Exercise instructions: Extract every line below that contains the word "Circuit".
## begin Records supplied
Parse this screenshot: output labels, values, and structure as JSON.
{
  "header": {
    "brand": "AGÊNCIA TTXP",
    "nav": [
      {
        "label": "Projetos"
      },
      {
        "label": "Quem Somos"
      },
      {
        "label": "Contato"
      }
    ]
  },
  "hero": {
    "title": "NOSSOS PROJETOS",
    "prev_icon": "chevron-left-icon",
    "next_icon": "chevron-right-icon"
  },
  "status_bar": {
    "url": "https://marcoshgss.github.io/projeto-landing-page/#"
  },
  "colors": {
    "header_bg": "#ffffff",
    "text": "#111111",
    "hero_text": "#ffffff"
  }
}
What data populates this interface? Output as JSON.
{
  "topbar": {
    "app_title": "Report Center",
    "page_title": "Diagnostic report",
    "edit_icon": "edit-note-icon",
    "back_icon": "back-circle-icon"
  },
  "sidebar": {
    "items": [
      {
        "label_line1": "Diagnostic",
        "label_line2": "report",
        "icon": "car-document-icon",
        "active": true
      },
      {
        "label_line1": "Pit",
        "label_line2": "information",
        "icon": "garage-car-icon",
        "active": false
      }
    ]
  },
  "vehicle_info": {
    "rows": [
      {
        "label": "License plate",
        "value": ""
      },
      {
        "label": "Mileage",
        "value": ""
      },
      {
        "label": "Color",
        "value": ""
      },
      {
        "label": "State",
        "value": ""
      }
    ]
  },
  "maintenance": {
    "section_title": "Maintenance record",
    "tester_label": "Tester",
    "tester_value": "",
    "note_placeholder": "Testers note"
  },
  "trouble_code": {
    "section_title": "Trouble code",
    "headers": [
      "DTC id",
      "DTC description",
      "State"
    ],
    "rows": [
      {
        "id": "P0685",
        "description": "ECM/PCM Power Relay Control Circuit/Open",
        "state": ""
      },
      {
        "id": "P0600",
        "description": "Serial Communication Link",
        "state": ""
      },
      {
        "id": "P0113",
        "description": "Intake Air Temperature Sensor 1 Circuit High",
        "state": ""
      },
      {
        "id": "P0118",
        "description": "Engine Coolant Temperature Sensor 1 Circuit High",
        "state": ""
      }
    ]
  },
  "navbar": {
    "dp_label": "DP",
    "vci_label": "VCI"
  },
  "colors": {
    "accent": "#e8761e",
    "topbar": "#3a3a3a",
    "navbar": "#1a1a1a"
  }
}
## end Records supplied
Answer to the task:
        "description": "ECM/PCM Power Relay Control Circuit/Open",
        "description": "Intake Air Temperature Sensor 1 Circuit High",
        "description": "Engine Coolant Temperature Sensor 1 Circuit High",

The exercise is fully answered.